Exercise prompt — Report the count of lines where the string "NASDAQ" appears, and nothing else.

Input records —
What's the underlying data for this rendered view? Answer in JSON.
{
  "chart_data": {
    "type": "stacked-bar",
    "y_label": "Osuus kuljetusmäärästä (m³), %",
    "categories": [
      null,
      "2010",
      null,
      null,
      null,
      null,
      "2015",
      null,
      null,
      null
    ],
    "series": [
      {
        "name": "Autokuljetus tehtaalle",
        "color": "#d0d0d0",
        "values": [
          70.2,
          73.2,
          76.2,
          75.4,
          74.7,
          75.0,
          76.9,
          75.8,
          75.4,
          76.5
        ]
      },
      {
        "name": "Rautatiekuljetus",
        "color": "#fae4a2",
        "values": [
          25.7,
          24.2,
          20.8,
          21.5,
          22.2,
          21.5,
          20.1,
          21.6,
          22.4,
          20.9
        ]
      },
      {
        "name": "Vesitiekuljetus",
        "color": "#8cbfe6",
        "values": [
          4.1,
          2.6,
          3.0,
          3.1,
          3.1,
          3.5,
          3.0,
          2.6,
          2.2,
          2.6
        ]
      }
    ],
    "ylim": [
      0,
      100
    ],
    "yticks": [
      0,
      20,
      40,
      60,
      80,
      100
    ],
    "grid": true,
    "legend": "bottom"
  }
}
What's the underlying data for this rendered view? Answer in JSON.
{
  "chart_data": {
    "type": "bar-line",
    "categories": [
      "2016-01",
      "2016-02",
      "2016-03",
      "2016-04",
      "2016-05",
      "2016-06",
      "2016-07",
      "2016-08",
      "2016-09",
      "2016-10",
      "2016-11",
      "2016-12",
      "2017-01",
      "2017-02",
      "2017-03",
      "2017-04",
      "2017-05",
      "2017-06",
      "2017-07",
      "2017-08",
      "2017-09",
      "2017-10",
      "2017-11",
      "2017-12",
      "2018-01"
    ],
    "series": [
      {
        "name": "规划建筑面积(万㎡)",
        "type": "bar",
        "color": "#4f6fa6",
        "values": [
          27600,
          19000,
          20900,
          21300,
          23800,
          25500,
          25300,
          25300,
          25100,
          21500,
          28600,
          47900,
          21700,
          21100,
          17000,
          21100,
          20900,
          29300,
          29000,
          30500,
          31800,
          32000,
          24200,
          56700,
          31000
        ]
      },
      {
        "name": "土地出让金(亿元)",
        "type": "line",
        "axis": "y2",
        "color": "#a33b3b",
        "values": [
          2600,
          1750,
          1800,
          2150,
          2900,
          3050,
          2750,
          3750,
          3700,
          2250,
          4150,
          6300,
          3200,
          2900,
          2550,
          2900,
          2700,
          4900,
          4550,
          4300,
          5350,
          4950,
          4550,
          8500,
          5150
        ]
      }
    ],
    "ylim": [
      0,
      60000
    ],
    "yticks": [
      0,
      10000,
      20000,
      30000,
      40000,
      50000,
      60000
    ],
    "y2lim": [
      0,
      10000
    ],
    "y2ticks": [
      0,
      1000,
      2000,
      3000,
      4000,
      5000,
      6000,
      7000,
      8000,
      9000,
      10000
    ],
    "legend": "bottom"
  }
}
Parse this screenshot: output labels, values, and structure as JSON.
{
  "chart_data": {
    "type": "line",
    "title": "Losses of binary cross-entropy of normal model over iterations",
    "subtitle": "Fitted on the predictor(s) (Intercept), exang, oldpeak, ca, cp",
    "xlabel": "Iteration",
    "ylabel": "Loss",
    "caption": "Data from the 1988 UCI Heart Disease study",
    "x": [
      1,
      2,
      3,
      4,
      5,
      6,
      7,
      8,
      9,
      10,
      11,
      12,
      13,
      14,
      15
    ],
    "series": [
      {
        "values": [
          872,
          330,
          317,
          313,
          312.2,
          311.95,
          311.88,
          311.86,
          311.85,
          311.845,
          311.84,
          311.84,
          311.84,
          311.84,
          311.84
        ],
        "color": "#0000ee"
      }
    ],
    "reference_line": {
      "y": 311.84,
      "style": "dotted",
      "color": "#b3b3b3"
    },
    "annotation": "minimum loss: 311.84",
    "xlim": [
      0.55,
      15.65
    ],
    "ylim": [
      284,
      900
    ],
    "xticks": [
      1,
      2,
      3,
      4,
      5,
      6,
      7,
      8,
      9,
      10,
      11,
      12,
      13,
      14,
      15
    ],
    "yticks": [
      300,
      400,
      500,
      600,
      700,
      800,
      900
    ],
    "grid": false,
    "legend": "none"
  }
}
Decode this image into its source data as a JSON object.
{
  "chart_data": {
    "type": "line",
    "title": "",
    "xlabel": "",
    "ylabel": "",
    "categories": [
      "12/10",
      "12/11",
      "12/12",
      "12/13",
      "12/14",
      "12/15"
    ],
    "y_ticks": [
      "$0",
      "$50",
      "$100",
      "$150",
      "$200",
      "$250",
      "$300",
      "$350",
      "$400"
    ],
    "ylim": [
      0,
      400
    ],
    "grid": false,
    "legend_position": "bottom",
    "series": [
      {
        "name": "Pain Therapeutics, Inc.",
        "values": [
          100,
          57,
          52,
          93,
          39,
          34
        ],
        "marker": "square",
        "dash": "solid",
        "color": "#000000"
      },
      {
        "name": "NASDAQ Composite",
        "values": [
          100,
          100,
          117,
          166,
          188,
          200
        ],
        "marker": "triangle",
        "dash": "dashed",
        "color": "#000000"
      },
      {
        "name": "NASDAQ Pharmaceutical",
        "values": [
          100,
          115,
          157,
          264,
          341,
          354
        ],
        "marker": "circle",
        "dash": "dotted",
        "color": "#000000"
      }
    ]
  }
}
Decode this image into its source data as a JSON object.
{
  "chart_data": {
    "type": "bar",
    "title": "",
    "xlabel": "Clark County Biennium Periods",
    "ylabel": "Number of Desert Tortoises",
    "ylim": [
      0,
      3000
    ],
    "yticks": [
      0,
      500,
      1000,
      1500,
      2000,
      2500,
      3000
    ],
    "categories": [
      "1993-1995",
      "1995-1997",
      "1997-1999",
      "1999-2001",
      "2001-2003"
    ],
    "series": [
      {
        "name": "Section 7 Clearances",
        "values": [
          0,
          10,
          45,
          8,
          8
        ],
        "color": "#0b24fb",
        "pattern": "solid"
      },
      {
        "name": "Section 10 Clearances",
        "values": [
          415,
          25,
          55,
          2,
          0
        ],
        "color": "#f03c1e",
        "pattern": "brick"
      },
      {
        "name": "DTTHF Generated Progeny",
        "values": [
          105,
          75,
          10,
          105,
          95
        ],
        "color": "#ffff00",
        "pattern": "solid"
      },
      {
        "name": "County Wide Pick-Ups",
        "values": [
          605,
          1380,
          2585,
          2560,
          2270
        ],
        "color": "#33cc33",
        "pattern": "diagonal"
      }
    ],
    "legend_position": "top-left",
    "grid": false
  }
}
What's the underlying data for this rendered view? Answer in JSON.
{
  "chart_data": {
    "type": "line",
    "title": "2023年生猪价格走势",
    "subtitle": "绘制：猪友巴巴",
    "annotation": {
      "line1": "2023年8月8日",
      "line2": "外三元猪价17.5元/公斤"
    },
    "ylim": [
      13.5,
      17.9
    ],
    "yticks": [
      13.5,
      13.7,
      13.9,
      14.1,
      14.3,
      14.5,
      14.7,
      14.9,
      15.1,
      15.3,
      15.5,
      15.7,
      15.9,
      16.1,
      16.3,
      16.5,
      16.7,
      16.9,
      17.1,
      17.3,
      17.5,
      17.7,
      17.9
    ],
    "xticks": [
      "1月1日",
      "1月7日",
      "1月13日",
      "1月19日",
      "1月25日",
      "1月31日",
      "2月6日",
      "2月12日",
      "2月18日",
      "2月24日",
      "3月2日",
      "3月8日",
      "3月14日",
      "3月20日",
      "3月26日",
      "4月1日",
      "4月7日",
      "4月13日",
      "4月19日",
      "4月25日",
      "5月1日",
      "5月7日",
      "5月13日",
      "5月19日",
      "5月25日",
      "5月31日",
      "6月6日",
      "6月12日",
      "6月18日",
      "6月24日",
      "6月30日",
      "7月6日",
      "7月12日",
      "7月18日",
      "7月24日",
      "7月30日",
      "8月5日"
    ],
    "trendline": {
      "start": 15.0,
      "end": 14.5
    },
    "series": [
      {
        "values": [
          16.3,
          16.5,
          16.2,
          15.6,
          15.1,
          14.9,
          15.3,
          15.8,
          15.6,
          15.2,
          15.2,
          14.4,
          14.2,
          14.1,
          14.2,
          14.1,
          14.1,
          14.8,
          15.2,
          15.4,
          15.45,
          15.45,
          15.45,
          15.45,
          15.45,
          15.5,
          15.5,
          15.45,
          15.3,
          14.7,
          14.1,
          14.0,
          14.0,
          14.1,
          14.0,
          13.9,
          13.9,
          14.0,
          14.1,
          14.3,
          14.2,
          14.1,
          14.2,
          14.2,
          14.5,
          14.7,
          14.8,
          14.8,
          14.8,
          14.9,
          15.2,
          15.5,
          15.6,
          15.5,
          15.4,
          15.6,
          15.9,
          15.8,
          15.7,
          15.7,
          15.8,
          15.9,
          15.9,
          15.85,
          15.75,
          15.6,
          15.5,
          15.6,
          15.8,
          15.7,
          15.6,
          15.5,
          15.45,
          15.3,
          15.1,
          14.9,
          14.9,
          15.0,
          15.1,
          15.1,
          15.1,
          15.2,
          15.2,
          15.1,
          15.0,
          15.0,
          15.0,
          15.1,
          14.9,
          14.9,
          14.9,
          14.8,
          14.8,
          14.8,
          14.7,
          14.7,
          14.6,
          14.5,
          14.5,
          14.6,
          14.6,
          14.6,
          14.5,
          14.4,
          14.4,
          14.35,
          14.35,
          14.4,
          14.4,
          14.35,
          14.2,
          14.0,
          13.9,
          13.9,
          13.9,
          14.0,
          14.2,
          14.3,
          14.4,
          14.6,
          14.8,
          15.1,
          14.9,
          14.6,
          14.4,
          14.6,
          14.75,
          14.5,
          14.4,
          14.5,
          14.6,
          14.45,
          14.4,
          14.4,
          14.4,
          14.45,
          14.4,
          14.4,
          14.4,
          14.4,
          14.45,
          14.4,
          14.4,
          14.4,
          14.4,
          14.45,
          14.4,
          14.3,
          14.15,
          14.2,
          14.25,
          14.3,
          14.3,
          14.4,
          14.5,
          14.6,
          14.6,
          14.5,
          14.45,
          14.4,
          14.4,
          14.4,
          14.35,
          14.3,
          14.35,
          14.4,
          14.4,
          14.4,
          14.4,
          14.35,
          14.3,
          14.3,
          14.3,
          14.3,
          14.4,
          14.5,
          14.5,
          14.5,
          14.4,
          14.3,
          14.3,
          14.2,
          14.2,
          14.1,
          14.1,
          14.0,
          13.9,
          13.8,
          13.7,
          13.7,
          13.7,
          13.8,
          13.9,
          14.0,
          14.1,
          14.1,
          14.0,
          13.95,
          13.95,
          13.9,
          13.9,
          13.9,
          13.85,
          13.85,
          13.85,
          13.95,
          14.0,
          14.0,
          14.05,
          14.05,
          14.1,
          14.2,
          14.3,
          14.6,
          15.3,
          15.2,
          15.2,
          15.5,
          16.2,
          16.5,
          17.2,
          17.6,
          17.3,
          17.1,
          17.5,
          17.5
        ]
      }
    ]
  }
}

Task result — 2